■ Aim of the task
Copy each record exactly as it reads, leaving out any pictures it holds.

■ Supplied material
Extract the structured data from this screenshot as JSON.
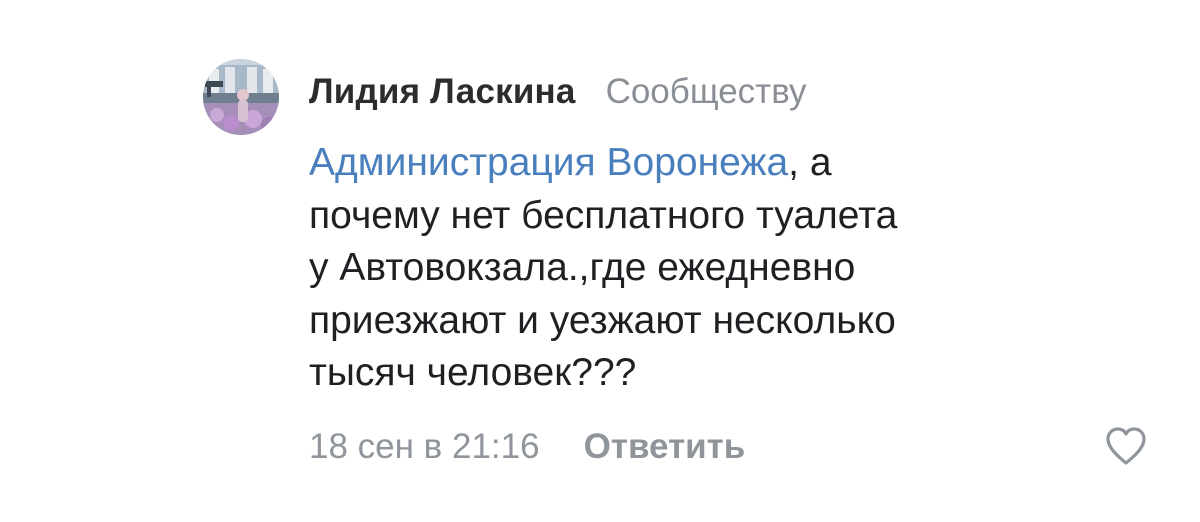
{
  "comment": {
    "author": {
      "name": "Лидия Ласкина",
      "avatar_icon": "avatar-photo"
    },
    "recipient_label": "Сообществу",
    "text": {
      "mention": "Администрация Воронежа",
      "lines": [
        ", а",
        "почему нет бесплатного туалета",
        "у Автовокзала.,где ежедневно",
        "приезжают и уезжают несколько",
        "тысяч человек???"
      ]
    },
    "timestamp": "18 сен в 21:16",
    "reply_label": "Ответить",
    "like_icon": "heart-outline-icon"
  },
  "colors": {
    "mention": "#4a7fbd",
    "muted": "#8f959b",
    "text": "#1f2023"
  }
}
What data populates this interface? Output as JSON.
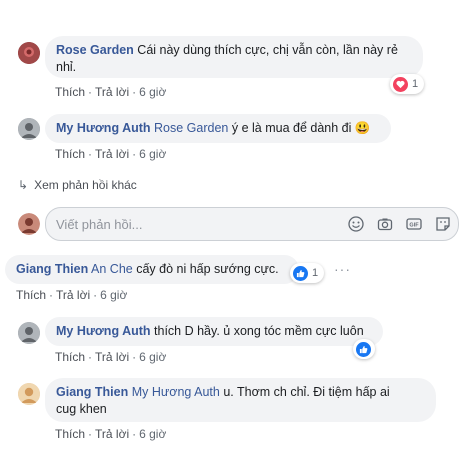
{
  "comments": [
    {
      "author": "Rose Garden",
      "text": "Cái này dùng thích cực, chị vẫn còn, lần này rẻ nhỉ.",
      "line1": "Cái này dùng thích cực, chị vẫn còn, lần này rẻ",
      "line2": "nhỉ.",
      "actions": {
        "like": "Thích",
        "reply": "Trả lời",
        "time": "6 giờ"
      },
      "reaction": {
        "type": "love",
        "count": "1"
      }
    },
    {
      "author": "My Hương Auth",
      "tag": "Rose Garden",
      "text": "ý e là mua để dành đi",
      "emoji": "😃",
      "actions": {
        "like": "Thích",
        "reply": "Trả lời",
        "time": "6 giờ"
      }
    },
    {
      "author": "Giang Thien",
      "tag": "An Che",
      "text": "cấy đò ni hấp sướng cực.",
      "actions": {
        "like": "Thích",
        "reply": "Trả lời",
        "time": "6 giờ"
      },
      "reaction": {
        "type": "like",
        "count": "1"
      },
      "more": "···"
    },
    {
      "author": "My Hương Auth",
      "text": "thích D hầy. ủ xong tóc mềm cực luôn",
      "actions": {
        "like": "Thích",
        "reply": "Trả lời",
        "time": "6 giờ"
      },
      "reaction": {
        "type": "like",
        "count": ""
      }
    },
    {
      "author": "Giang Thien",
      "tag": "My Hương Auth",
      "line1": "u. Thơm ch chỉ. Đi tiệm hấp ai",
      "line2": "cug khen",
      "actions": {
        "like": "Thích",
        "reply": "Trả lời",
        "time": "6 giờ"
      }
    }
  ],
  "view_more_replies": "Xem phản hồi khác",
  "reply_input": {
    "placeholder": "Viết phản hồi..."
  },
  "input_icons": [
    "emoji-icon",
    "camera-icon",
    "gif-icon",
    "sticker-icon"
  ],
  "gif_label": "GIF",
  "colors": {
    "name": "#385898",
    "bubble": "#f2f3f5",
    "like": "#1877f2",
    "love": "#f3425f"
  }
}
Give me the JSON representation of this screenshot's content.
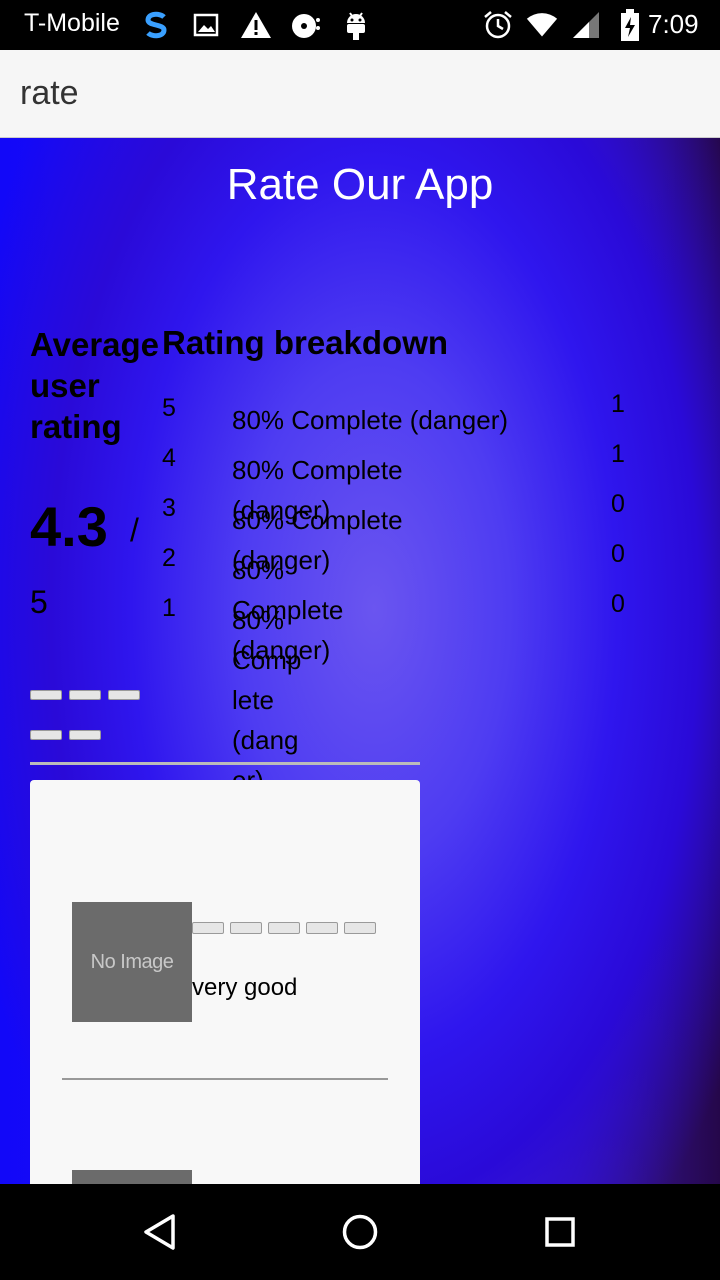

■ In response
Extract the structured data from this screenshot as JSON.
{
  "comment": {
    "author": {
      "name": "Лидия Ласкина",
      "avatar_icon": "avatar-photo"
    },
    "recipient_label": "Сообществу",
    "text": {
      "mention": "Администрация Воронежа",
      "lines": [
        ", а",
        "почему нет бесплатного туалета",
        "у Автовокзала.,где ежедневно",
        "приезжают и уезжают несколько",
        "тысяч человек???"
      ]
    },
    "timestamp": "18 сен в 21:16",
    "reply_label": "Ответить",
    "like_icon": "heart-outline-icon"
  },
  "colors": {
    "mention": "#4a7fbd",
    "muted": "#8f959b",
    "text": "#1f2023"
  }
}
What data populates this interface? Output as JSON.
{
  "comments": [
    {
      "author": "Rose Garden",
      "text": "Cái này dùng thích cực, chị vẫn còn, lần này rẻ nhỉ.",
      "line1": "Cái này dùng thích cực, chị vẫn còn, lần này rẻ",
      "line2": "nhỉ.",
      "actions": {
        "like": "Thích",
        "reply": "Trả lời",
        "time": "6 giờ"
      },
      "reaction": {
        "type": "love",
        "count": "1"
      }
    },
    {
      "author": "My Hương Auth",
      "tag": "Rose Garden",
      "text": "ý e là mua để dành đi",
      "emoji": "😃",
      "actions": {
        "like": "Thích",
        "reply": "Trả lời",
        "time": "6 giờ"
      }
    },
    {
      "author": "Giang Thien",
      "tag": "An Che",
      "text": "cấy đò ni hấp sướng cực.",
      "actions": {
        "like": "Thích",
        "reply": "Trả lời",
        "time": "6 giờ"
      },
      "reaction": {
        "type": "like",
        "count": "1"
      },
      "more": "···"
    },
    {
      "author": "My Hương Auth",
      "text": "thích D hầy. ủ xong tóc mềm cực luôn",
      "actions": {
        "like": "Thích",
        "reply": "Trả lời",
        "time": "6 giờ"
      },
      "reaction": {
        "type": "like",
        "count": ""
      }
    },
    {
      "author": "Giang Thien",
      "tag": "My Hương Auth",
      "line1": "u. Thơm ch chỉ. Đi tiệm hấp ai",
      "line2": "cug khen",
      "actions": {
        "like": "Thích",
        "reply": "Trả lời",
        "time": "6 giờ"
      }
    }
  ],
  "view_more_replies": "Xem phản hồi khác",
  "reply_input": {
    "placeholder": "Viết phản hồi..."
  },
  "input_icons": [
    "emoji-icon",
    "camera-icon",
    "gif-icon",
    "sticker-icon"
  ],
  "gif_label": "GIF",
  "colors": {
    "name": "#385898",
    "bubble": "#f2f3f5",
    "like": "#1877f2",
    "love": "#f3425f"
  }
}
Give me the JSON representation of this screenshot's content.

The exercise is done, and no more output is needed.